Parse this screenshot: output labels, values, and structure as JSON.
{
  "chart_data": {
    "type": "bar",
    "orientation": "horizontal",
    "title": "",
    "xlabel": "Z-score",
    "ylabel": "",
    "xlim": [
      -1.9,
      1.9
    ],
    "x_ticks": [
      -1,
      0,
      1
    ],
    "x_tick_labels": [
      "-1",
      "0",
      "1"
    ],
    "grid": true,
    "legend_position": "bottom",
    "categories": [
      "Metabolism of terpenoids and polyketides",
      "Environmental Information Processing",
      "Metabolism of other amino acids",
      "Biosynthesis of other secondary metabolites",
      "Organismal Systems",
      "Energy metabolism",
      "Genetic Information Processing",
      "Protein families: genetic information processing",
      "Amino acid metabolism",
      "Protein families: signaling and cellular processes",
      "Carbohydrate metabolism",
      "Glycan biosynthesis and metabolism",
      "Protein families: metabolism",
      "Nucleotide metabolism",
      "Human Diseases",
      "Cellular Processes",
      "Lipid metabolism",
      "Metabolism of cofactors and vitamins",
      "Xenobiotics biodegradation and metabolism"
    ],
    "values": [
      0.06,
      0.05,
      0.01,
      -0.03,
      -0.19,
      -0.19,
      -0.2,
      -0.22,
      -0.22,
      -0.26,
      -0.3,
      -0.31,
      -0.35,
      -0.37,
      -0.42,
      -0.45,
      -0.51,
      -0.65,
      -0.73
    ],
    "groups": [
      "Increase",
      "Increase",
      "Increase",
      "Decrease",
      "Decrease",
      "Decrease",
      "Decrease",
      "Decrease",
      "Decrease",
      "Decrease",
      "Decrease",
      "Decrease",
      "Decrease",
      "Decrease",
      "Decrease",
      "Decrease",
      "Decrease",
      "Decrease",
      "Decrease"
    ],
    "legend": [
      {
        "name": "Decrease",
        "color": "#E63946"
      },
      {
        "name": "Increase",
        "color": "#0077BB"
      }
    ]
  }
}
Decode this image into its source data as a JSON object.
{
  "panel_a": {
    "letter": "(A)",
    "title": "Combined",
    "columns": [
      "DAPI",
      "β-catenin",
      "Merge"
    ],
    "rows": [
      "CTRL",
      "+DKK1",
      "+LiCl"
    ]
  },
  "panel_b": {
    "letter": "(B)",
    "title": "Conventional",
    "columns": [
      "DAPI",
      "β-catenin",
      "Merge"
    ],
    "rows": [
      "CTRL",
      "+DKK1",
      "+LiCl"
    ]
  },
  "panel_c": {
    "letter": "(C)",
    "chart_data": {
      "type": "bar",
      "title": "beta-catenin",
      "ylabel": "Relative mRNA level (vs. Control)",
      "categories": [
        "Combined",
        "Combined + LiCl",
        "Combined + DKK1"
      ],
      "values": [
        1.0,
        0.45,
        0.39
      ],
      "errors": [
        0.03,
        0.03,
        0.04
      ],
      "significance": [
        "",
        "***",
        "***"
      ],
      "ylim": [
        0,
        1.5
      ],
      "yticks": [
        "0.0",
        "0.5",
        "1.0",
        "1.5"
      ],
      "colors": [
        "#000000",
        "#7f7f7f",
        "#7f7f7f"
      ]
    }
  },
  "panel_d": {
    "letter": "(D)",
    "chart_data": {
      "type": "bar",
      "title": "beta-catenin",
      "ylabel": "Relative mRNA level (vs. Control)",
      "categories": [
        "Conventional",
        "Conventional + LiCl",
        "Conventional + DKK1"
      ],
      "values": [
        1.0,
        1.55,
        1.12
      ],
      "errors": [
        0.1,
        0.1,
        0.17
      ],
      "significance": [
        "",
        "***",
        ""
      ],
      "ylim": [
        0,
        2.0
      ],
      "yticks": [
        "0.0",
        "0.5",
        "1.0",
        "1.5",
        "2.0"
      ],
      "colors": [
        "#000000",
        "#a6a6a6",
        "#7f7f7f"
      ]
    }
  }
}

TASK TO COMPLETE =>
Pull out every line holding "Conventional" from the records above, and copy it.

ANSWER BOX =>
    "title": "Conventional",
        "Conventional",
        "Conventional + LiCl",
        "Conventional + DKK1"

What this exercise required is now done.